*** Provided records Section Begins ***
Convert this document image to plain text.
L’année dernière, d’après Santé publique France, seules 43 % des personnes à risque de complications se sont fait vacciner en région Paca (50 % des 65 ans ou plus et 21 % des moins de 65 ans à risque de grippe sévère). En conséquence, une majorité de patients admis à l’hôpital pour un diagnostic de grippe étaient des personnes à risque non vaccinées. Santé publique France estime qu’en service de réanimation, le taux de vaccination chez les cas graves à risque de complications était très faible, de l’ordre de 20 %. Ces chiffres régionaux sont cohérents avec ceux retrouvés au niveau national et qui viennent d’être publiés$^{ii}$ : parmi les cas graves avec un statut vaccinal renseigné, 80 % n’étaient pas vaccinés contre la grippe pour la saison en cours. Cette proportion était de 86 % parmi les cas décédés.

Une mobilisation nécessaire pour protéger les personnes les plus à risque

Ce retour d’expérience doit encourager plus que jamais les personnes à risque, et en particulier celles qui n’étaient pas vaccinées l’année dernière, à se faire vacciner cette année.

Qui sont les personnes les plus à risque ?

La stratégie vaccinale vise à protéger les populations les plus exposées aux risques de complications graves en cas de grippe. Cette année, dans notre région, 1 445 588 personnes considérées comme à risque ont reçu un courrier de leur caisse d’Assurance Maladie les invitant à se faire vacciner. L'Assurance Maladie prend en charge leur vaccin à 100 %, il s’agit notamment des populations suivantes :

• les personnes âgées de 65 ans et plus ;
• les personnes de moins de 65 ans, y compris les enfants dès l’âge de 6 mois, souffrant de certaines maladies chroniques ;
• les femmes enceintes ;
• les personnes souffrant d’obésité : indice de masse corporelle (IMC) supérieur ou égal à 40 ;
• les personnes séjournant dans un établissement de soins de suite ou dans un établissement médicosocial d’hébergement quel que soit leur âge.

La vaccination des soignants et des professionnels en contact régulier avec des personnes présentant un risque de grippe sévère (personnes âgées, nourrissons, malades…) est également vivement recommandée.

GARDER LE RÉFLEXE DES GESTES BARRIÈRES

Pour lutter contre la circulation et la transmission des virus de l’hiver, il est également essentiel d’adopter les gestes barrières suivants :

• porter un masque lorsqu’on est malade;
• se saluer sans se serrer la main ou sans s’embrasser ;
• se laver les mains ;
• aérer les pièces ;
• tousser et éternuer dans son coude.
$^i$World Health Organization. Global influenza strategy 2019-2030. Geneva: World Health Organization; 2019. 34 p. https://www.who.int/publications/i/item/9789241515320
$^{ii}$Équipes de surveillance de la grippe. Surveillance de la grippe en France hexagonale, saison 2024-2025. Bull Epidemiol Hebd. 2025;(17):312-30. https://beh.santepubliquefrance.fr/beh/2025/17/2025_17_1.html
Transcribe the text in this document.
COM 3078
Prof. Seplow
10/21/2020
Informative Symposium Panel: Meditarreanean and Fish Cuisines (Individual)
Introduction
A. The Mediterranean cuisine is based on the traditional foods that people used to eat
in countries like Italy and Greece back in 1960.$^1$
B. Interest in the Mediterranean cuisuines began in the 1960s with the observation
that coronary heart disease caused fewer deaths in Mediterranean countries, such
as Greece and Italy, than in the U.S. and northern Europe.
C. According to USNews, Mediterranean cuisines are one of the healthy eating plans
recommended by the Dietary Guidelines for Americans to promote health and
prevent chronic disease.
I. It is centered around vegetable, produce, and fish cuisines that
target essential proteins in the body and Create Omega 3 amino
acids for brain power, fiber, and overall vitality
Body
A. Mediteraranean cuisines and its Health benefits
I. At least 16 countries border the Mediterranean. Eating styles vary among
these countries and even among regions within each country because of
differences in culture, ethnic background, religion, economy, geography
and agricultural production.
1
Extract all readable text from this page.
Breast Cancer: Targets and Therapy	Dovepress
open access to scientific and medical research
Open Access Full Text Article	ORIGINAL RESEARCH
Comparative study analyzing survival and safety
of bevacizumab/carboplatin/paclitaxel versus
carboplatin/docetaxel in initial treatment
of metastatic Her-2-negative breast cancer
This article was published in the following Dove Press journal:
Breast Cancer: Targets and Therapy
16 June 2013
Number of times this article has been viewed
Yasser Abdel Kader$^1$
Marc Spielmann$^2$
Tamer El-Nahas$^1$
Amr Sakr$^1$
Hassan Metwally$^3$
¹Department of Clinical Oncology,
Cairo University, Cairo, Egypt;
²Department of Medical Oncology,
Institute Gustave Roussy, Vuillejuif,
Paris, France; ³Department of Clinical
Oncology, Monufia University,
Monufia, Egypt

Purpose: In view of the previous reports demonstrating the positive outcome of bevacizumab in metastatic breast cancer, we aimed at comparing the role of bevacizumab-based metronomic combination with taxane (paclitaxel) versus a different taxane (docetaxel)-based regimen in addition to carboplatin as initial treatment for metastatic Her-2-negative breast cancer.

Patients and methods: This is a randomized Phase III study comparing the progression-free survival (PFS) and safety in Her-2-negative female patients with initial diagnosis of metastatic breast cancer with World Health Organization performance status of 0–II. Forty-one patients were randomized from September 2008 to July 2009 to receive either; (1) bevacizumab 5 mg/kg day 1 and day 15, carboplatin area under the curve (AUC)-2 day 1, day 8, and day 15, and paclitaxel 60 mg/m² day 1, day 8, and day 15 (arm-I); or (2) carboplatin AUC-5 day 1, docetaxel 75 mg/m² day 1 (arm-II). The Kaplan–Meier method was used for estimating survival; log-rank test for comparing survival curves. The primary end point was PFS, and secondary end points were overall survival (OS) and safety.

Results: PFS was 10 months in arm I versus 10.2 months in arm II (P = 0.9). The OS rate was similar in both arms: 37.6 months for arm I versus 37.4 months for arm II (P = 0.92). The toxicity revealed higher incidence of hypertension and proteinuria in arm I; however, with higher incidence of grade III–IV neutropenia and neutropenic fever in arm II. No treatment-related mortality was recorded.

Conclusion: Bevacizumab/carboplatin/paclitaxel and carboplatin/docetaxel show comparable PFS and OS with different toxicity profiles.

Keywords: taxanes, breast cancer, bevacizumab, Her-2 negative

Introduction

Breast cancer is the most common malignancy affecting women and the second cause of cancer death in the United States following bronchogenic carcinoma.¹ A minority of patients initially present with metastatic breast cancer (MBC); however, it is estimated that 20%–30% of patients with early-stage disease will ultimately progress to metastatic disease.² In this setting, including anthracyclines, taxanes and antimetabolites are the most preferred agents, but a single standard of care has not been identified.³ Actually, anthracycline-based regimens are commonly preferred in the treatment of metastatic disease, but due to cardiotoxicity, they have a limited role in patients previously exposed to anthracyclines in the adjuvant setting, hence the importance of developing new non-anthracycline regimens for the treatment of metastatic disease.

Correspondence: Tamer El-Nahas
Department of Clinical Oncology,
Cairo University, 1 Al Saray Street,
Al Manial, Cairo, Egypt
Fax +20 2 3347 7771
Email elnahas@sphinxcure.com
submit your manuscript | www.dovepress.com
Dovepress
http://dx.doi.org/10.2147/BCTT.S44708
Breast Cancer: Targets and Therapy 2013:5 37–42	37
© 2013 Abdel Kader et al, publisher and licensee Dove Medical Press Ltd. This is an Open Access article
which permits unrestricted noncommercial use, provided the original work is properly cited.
*** Provided records Section Ends ***
The task:
Total lines with "Greece" in the records above: report that figure alone.

Reply:
2